WHAT THE TASK REQUIRES: Gather all lines with "bottom" from the records.

════════════════

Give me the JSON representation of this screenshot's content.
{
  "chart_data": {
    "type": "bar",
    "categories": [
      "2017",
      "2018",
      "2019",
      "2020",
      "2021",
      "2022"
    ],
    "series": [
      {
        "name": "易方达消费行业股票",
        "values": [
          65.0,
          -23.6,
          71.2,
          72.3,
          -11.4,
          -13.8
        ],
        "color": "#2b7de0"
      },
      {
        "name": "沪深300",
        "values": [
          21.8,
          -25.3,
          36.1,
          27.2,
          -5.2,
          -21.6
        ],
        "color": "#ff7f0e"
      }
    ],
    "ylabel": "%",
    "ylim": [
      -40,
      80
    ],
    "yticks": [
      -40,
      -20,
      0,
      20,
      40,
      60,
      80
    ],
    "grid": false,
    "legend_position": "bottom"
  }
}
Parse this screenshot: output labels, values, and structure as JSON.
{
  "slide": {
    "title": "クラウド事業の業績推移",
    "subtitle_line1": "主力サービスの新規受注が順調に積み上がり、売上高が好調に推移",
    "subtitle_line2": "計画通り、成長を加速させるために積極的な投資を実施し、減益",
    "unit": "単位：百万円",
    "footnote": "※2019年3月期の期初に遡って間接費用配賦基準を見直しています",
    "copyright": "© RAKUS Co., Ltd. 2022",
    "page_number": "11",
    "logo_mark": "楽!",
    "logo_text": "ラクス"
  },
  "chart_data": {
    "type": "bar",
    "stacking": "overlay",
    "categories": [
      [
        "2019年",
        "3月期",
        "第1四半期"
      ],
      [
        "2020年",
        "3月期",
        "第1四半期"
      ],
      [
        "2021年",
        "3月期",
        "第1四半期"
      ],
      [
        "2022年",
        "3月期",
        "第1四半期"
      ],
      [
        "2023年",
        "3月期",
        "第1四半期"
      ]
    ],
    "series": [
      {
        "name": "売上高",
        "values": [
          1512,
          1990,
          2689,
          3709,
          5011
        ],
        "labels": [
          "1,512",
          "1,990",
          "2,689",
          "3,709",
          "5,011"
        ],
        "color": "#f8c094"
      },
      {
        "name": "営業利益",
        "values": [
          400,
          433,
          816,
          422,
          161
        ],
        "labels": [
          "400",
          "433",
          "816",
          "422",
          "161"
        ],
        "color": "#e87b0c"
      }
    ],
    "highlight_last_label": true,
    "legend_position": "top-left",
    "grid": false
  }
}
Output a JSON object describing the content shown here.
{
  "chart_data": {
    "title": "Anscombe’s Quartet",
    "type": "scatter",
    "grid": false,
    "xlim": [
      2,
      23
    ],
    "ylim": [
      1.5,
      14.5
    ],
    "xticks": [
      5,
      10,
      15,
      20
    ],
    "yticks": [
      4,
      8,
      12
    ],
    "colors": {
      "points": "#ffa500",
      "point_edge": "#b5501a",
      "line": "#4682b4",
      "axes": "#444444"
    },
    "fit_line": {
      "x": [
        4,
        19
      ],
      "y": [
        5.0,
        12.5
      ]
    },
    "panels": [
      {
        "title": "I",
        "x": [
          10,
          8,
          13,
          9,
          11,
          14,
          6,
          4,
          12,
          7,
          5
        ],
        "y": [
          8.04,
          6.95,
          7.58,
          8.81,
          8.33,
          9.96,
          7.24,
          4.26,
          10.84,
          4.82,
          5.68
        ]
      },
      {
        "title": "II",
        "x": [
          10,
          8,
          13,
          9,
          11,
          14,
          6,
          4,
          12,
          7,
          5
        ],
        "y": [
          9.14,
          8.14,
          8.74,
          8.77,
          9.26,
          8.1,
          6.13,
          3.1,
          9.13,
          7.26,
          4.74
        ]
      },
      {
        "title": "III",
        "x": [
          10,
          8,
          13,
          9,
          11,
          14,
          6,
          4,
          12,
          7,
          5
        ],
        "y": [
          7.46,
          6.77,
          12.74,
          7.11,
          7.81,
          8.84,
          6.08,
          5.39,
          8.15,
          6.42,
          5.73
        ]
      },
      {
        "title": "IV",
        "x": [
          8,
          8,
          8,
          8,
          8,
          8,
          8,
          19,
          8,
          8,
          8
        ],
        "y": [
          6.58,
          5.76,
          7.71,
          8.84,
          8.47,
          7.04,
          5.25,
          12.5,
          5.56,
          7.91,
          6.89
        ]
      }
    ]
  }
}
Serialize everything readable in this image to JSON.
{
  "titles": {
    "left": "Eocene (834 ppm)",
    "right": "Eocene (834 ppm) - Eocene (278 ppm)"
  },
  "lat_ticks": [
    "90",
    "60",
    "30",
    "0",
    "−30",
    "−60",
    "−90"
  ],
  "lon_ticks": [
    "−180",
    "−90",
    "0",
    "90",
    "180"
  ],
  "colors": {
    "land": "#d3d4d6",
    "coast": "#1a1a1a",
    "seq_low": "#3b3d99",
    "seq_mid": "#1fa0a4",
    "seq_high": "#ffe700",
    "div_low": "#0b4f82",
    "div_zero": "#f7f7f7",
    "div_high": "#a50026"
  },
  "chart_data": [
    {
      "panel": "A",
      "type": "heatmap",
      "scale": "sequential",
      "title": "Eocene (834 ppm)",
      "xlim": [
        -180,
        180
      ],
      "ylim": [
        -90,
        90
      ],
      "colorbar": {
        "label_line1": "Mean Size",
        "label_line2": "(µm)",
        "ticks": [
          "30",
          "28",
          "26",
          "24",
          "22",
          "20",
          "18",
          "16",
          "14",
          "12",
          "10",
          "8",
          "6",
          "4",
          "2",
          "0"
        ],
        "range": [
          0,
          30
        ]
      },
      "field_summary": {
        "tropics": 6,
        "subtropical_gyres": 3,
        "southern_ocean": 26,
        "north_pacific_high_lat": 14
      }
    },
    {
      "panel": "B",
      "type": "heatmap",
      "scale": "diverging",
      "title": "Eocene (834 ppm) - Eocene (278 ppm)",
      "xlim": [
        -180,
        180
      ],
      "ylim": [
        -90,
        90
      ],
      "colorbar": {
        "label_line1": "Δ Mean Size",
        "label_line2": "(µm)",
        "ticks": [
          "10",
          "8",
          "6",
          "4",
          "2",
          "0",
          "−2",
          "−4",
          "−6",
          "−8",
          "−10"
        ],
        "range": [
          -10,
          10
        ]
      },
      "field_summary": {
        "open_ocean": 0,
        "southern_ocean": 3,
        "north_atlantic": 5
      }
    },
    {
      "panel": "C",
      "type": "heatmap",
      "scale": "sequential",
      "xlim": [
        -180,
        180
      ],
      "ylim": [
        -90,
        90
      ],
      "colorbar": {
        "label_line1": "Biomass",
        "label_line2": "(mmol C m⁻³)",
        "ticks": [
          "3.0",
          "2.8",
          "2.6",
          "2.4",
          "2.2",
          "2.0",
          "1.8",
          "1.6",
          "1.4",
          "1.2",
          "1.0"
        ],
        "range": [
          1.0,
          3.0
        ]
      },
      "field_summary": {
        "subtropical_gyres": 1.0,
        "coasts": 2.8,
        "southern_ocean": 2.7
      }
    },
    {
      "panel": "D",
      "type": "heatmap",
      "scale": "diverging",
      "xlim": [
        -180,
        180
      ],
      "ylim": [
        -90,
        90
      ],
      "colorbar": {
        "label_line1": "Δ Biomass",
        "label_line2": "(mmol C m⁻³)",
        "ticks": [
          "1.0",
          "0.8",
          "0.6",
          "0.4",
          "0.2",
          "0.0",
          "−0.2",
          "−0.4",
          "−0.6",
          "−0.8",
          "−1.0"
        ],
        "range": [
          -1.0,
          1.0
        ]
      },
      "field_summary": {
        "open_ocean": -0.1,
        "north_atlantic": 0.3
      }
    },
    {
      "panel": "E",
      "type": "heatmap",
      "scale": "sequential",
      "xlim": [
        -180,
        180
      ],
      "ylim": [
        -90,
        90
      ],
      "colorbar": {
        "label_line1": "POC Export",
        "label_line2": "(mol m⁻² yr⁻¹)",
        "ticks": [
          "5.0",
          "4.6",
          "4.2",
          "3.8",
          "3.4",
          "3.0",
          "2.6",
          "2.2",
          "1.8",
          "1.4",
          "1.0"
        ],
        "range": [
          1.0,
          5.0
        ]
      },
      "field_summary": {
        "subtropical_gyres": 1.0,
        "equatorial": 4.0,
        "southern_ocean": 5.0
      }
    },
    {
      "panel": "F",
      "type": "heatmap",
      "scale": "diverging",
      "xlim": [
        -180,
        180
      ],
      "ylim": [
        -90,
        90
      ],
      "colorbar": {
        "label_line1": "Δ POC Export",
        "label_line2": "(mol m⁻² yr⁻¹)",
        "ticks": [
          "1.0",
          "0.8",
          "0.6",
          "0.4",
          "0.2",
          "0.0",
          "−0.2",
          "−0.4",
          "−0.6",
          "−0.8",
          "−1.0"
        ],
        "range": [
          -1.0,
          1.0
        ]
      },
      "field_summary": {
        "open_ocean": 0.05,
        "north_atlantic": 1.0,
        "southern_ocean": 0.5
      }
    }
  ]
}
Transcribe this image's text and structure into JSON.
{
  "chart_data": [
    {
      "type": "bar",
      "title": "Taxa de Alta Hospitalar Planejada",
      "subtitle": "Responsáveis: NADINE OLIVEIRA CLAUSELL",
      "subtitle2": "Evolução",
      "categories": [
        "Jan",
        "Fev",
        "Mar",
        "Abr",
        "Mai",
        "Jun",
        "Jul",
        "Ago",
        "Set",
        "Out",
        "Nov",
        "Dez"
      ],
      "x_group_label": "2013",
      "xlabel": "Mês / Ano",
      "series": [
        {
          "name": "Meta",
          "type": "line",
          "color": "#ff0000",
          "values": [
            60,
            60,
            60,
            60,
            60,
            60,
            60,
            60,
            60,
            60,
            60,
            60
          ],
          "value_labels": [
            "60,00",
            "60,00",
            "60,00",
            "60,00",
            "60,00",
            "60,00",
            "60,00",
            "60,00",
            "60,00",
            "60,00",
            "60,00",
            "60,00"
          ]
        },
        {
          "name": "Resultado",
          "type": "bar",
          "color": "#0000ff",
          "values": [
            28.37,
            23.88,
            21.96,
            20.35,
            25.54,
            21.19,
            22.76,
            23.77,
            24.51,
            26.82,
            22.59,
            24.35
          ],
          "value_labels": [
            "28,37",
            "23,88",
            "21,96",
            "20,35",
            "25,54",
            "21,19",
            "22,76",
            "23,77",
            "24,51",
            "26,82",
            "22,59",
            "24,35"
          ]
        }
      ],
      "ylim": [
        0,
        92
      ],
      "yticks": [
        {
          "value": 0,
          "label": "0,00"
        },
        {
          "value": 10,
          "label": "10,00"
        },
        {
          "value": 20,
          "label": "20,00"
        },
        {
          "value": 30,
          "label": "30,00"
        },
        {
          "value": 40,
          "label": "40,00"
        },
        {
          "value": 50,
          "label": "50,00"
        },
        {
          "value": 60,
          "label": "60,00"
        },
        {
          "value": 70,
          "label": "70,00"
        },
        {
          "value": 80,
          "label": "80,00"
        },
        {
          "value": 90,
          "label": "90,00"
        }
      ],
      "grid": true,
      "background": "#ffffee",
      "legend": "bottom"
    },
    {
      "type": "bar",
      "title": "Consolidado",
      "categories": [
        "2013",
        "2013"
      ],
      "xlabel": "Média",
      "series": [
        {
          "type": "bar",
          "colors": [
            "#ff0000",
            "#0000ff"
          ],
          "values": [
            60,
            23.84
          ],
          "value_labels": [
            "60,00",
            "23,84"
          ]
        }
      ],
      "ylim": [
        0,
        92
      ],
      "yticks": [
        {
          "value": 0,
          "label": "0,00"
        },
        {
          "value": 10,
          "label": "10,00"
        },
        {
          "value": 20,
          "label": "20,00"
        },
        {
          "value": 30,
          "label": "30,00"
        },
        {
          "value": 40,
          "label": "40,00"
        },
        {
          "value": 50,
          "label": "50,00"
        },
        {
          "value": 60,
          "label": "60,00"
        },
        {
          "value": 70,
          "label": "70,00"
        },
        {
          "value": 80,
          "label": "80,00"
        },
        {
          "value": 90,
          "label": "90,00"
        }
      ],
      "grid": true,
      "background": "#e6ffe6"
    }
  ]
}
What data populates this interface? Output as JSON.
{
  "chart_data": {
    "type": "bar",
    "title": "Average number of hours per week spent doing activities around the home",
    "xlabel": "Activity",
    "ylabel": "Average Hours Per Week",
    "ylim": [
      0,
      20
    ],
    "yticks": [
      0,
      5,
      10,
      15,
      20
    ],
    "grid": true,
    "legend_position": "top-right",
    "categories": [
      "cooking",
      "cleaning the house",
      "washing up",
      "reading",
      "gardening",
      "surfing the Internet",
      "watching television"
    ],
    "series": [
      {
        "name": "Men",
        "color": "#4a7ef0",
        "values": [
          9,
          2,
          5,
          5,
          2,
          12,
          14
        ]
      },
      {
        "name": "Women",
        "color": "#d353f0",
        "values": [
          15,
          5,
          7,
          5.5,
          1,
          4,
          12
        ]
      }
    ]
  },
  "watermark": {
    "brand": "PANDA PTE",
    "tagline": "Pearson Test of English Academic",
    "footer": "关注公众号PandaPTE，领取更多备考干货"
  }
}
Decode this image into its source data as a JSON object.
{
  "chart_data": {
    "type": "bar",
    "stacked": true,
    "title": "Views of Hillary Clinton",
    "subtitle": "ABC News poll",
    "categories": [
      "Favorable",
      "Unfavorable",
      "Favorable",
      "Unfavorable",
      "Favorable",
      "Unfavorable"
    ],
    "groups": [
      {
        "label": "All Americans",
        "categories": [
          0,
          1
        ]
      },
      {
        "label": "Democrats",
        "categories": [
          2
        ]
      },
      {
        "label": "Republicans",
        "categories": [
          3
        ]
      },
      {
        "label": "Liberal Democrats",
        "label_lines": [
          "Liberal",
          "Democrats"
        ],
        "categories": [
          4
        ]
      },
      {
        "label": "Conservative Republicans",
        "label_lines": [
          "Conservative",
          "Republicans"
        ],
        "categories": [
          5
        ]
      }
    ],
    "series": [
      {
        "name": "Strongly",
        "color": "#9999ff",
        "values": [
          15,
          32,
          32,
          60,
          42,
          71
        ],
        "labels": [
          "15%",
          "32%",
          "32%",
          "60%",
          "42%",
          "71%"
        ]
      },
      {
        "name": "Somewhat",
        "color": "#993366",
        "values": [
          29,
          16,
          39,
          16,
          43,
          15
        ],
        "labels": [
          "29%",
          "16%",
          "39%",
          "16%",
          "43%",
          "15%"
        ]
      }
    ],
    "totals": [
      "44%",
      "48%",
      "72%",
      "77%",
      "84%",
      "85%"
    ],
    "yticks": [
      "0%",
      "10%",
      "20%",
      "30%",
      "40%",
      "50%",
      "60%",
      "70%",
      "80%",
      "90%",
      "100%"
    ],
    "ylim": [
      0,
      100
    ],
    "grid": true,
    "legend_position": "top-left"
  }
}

════════════════

WRITTEN RESPONSE:
    "legend_position": "bottom"
      "legend": "bottom"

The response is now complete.